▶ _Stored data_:
- - - - - - -

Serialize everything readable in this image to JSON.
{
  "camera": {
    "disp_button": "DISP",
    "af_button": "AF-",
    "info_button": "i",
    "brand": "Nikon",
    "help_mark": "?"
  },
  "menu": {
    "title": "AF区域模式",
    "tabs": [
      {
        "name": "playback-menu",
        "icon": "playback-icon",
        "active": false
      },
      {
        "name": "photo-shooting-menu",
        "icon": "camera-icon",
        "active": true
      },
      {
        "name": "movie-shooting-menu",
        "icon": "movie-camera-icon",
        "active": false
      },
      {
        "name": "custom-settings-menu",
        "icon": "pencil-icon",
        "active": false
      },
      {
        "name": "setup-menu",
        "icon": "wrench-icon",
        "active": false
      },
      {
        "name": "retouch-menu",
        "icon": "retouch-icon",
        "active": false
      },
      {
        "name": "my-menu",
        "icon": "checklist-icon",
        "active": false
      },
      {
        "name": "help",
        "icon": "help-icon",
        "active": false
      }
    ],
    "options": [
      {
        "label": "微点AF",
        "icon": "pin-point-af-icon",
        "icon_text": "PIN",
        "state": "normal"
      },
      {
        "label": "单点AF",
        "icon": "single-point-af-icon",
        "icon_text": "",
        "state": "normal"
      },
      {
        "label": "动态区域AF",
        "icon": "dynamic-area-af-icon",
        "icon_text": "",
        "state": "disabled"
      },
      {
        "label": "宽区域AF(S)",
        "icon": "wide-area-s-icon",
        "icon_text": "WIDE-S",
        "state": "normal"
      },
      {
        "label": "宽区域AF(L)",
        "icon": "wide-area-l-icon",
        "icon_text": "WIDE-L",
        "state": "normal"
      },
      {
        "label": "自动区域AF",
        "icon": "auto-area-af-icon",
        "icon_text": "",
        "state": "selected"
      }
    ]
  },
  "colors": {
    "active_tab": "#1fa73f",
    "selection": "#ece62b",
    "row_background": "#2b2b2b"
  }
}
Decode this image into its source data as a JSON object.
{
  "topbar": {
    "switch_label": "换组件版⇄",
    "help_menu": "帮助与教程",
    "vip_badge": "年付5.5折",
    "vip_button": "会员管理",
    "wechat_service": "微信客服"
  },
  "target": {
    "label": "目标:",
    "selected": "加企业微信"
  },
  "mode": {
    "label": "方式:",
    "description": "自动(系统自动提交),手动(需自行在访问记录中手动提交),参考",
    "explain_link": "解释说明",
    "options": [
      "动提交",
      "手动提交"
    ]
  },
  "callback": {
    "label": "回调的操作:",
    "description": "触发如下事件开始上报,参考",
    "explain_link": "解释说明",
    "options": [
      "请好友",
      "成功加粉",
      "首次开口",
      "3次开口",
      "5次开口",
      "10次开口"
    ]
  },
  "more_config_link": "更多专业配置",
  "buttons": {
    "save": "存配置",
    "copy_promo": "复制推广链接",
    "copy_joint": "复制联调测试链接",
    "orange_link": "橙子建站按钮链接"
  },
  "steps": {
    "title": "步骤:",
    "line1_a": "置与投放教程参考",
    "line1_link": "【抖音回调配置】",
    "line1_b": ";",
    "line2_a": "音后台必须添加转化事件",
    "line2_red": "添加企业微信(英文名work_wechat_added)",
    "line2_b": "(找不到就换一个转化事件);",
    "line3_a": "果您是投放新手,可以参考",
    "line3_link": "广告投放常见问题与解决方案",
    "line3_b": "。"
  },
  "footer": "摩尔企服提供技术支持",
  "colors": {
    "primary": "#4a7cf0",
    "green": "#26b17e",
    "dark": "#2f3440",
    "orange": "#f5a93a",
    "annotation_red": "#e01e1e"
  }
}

- - - - - - -

Wherever "name" shows up in a line, copy that line.

        "name": "playback-menu",
        "name": "photo-shooting-menu",
        "name": "movie-shooting-menu",
        "name": "custom-settings-menu",
        "name": "setup-menu",
        "name": "retouch-menu",
        "name": "my-menu",
        "name": "help",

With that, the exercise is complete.